▶ [What is asked] Output the data below in full, byte for byte. Nothing may differ.

>> start Stored rows

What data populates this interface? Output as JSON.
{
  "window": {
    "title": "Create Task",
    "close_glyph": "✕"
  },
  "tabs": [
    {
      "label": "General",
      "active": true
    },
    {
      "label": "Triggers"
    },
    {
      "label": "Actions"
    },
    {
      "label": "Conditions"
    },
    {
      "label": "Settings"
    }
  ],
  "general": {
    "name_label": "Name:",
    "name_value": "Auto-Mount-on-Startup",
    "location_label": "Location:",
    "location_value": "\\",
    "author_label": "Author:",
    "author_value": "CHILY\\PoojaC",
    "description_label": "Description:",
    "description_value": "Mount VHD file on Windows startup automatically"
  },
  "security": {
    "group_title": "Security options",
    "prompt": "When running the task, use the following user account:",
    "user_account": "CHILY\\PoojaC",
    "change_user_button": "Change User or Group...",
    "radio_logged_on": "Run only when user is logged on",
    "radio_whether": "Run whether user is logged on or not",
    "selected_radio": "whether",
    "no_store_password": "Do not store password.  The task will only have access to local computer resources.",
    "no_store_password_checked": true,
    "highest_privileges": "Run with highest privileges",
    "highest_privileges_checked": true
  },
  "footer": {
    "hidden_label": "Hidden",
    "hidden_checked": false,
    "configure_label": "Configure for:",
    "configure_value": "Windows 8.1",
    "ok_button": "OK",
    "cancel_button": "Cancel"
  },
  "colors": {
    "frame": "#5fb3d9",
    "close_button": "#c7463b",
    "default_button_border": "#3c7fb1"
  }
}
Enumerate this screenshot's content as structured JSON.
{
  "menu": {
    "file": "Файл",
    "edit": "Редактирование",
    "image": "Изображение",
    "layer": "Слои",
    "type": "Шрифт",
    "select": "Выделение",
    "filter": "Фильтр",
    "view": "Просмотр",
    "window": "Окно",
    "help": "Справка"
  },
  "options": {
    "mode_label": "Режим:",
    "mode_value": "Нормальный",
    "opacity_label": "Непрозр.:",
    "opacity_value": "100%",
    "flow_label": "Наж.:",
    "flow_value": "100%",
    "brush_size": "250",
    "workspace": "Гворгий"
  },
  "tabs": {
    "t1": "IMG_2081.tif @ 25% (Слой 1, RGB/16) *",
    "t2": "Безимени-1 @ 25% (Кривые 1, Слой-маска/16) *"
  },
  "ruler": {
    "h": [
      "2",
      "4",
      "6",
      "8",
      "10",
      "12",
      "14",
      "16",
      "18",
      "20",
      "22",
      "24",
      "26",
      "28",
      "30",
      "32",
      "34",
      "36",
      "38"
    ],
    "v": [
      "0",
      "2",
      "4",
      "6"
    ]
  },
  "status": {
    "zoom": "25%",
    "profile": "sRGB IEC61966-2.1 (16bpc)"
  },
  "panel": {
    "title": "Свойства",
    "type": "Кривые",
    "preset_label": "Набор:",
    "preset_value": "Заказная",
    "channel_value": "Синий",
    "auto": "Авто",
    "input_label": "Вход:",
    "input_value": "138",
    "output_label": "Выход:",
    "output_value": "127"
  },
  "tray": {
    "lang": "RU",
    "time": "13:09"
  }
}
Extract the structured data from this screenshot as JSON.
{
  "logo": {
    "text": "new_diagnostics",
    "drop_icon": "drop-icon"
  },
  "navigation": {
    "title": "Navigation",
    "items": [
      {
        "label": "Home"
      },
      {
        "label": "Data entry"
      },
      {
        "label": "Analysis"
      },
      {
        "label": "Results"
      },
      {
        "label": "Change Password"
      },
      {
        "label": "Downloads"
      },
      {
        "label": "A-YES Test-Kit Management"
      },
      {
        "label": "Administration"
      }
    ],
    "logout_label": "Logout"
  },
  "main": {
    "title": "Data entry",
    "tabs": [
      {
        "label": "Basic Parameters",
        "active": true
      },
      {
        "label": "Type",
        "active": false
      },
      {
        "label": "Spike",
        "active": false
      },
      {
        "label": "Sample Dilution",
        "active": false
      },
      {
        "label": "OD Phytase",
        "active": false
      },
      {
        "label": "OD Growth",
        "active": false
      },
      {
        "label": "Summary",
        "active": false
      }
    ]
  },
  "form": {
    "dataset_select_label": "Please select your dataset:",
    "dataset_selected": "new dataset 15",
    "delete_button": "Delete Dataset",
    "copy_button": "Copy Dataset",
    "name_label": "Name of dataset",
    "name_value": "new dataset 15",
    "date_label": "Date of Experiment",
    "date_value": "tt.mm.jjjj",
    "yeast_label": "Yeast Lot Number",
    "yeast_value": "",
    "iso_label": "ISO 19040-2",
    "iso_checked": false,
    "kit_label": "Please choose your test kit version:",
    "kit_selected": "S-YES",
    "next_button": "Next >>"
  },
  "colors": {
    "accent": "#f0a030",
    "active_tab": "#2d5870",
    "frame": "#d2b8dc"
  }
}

>> end Stored rows

▶ [The output]
What data populates this interface? Output as JSON.
{
  "window": {
    "title": "Create Task",
    "close_glyph": "✕"
  },
  "tabs": [
    {
      "label": "General",
      "active": true
    },
    {
      "label": "Triggers"
    },
    {
      "label": "Actions"
    },
    {
      "label": "Conditions"
    },
    {
      "label": "Settings"
    }
  ],
  "general": {
    "name_label": "Name:",
    "name_value": "Auto-Mount-on-Startup",
    "location_label": "Location:",
    "location_value": "\\",
    "author_label": "Author:",
    "author_value": "CHILY\\PoojaC",
    "description_label": "Description:",
    "description_value": "Mount VHD file on Windows startup automatically"
  },
  "security": {
    "group_title": "Security options",
    "prompt": "When running the task, use the following user account:",
    "user_account": "CHILY\\PoojaC",
    "change_user_button": "Change User or Group...",
    "radio_logged_on": "Run only when user is logged on",
    "radio_whether": "Run whether user is logged on or not",
    "selected_radio": "whether",
    "no_store_password": "Do not store password.  The task will only have access to local computer resources.",
    "no_store_password_checked": true,
    "highest_privileges": "Run with highest privileges",
    "highest_privileges_checked": true
  },
  "footer": {
    "hidden_label": "Hidden",
    "hidden_checked": false,
    "configure_label": "Configure for:",
    "configure_value": "Windows 8.1",
    "ok_button": "OK",
    "cancel_button": "Cancel"
  },
  "colors": {
    "frame": "#5fb3d9",
    "close_button": "#c7463b",
    "default_button_border": "#3c7fb1"
  }
}
Enumerate this screenshot's content as structured JSON.
{
  "menu": {
    "file": "Файл",
    "edit": "Редактирование",
    "image": "Изображение",
    "layer": "Слои",
    "type": "Шрифт",
    "select": "Выделение",
    "filter": "Фильтр",
    "view": "Просмотр",
    "window": "Окно",
    "help": "Справка"
  },
  "options": {
    "mode_label": "Режим:",
    "mode_value": "Нормальный",
    "opacity_label": "Непрозр.:",
    "opacity_value": "100%",
    "flow_label": "Наж.:",
    "flow_value": "100%",
    "brush_size": "250",
    "workspace": "Гворгий"
  },
  "tabs": {
    "t1": "IMG_2081.tif @ 25% (Слой 1, RGB/16) *",
    "t2": "Безимени-1 @ 25% (Кривые 1, Слой-маска/16) *"
  },
  "ruler": {
    "h": [
      "2",
      "4",
      "6",
      "8",
      "10",
      "12",
      "14",
      "16",
      "18",
      "20",
      "22",
      "24",
      "26",
      "28",
      "30",
      "32",
      "34",
      "36",
      "38"
    ],
    "v": [
      "0",
      "2",
      "4",
      "6"
    ]
  },
  "status": {
    "zoom": "25%",
    "profile": "sRGB IEC61966-2.1 (16bpc)"
  },
  "panel": {
    "title": "Свойства",
    "type": "Кривые",
    "preset_label": "Набор:",
    "preset_value": "Заказная",
    "channel_value": "Синий",
    "auto": "Авто",
    "input_label": "Вход:",
    "input_value": "138",
    "output_label": "Выход:",
    "output_value": "127"
  },
  "tray": {
    "lang": "RU",
    "time": "13:09"
  }
}
Extract the structured data from this screenshot as JSON.
{
  "logo": {
    "text": "new_diagnostics",
    "drop_icon": "drop-icon"
  },
  "navigation": {
    "title": "Navigation",
    "items": [
      {
        "label": "Home"
      },
      {
        "label": "Data entry"
      },
      {
        "label": "Analysis"
      },
      {
        "label": "Results"
      },
      {
        "label": "Change Password"
      },
      {
        "label": "Downloads"
      },
      {
        "label": "A-YES Test-Kit Management"
      },
      {
        "label": "Administration"
      }
    ],
    "logout_label": "Logout"
  },
  "main": {
    "title": "Data entry",
    "tabs": [
      {
        "label": "Basic Parameters",
        "active": true
      },
      {
        "label": "Type",
        "active": false
      },
      {
        "label": "Spike",
        "active": false
      },
      {
        "label": "Sample Dilution",
        "active": false
      },
      {
        "label": "OD Phytase",
        "active": false
      },
      {
        "label": "OD Growth",
        "active": false
      },
      {
        "label": "Summary",
        "active": false
      }
    ]
  },
  "form": {
    "dataset_select_label": "Please select your dataset:",
    "dataset_selected": "new dataset 15",
    "delete_button": "Delete Dataset",
    "copy_button": "Copy Dataset",
    "name_label": "Name of dataset",
    "name_value": "new dataset 15",
    "date_label": "Date of Experiment",
    "date_value": "tt.mm.jjjj",
    "yeast_label": "Yeast Lot Number",
    "yeast_value": "",
    "iso_label": "ISO 19040-2",
    "iso_checked": false,
    "kit_label": "Please choose your test kit version:",
    "kit_selected": "S-YES",
    "next_button": "Next >>"
  },
  "colors": {
    "accent": "#f0a030",
    "active_tab": "#2d5870",
    "frame": "#d2b8dc"
  }
}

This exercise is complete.